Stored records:

• • • • • • •

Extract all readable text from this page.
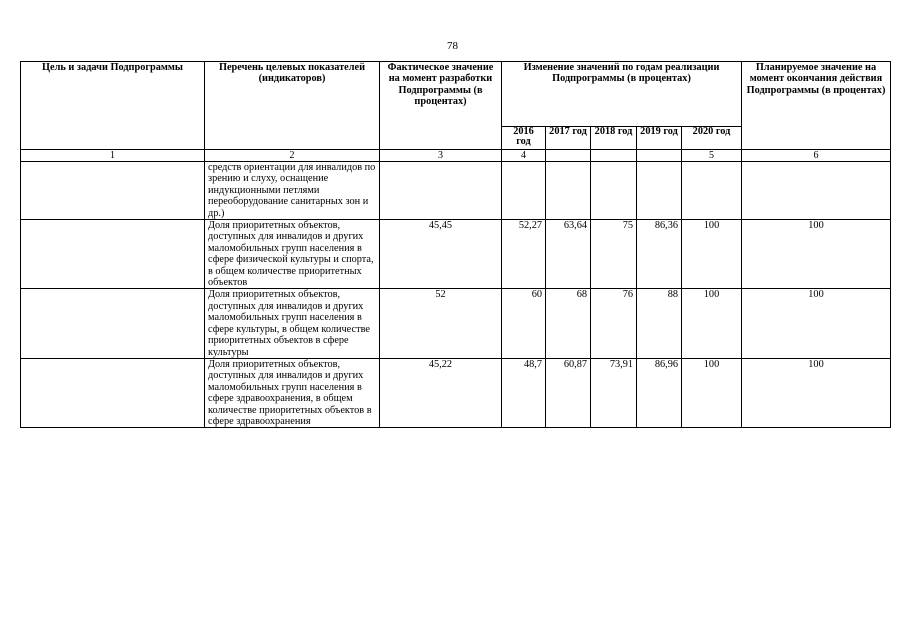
78
Цель и задачи Подпрограммы	Перечень целевых показателей (индикаторов)	Фактическое значение на момент разработки Подпрограммы (в процентах)	Изменение значений по годам реализации Подпрограммы (в процентах)					Планируемое значение на момент окончания действия Подпрограммы (в процентах)
			2016 год	2017 год	2018 год	2019 год	2020 год	
1	2	3	4				5	6
	средств ориентации для инвалидов по зрению и слуху, оснащение индукционными петлями переоборудование санитарных зон и др.)							
	Доля приоритетных объектов, доступных для инвалидов и других маломобильных групп населения в сфере физической культуры и спорта, в общем количестве приоритетных объектов	45,45	52,27	63,64	75	86,36	100	100
	Доля приоритетных объектов, доступных для инвалидов и других маломобильных групп населения в сфере культуры, в общем количестве приоритетных объектов в сфере культуры	52	60	68	76	88	100	100
	Доля приоритетных объектов, доступных для инвалидов и других маломобильных групп населения в сфере здравоохранения, в общем количестве приоритетных объектов в сфере здравоохранения	45,22	48,7	60,87	73,91	86,96	100	100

• • • • • • •

* PROBLEM REQUIREMENTS
Note every line above where the string "культуры" shows up, and copy those lines.

* WORKED ANSWER
	Доля приоритетных объектов, доступных для инвалидов и других маломобильных групп населения в сфере физической культуры и спорта, в общем количестве приоритетных объектов	45,45	52,27	63,64	75	86,36	100	100
	Доля приоритетных объектов, доступных для инвалидов и других маломобильных групп населения в сфере культуры, в общем количестве приоритетных объектов в сфере культуры	52	60	68	76	88	100	100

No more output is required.